» **Given problem**
Which lines hold the word "color"? Copy each one.
# start of Dataset
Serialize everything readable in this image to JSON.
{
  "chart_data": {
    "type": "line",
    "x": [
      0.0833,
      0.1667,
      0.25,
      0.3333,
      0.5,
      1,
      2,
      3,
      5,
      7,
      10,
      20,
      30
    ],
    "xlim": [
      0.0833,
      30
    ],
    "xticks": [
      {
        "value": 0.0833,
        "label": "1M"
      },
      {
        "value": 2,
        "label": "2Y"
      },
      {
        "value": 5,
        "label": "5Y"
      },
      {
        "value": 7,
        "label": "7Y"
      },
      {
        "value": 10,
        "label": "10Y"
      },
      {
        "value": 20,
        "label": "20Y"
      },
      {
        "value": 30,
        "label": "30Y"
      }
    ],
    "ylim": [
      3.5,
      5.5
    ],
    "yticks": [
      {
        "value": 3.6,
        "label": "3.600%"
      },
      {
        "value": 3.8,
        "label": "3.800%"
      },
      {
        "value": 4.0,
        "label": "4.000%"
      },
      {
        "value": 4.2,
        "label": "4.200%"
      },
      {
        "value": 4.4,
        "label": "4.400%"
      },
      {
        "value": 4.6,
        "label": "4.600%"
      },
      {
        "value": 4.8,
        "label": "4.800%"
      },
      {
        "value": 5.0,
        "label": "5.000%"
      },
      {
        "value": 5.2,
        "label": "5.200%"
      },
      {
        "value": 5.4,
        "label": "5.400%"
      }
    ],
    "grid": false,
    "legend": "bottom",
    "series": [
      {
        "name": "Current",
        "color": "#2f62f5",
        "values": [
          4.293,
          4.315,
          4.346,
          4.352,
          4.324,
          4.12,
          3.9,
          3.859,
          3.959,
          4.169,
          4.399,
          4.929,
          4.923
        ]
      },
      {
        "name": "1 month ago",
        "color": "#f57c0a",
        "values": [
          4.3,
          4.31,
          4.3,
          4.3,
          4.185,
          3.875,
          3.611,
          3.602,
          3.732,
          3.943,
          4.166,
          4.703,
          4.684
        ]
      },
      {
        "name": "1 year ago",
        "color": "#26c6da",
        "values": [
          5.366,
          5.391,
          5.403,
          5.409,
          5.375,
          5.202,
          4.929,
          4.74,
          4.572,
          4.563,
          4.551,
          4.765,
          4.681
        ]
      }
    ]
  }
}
# end of Dataset
» **Exercise output**
        "color": "#2f62f5",
        "color": "#f57c0a",
        "color": "#26c6da",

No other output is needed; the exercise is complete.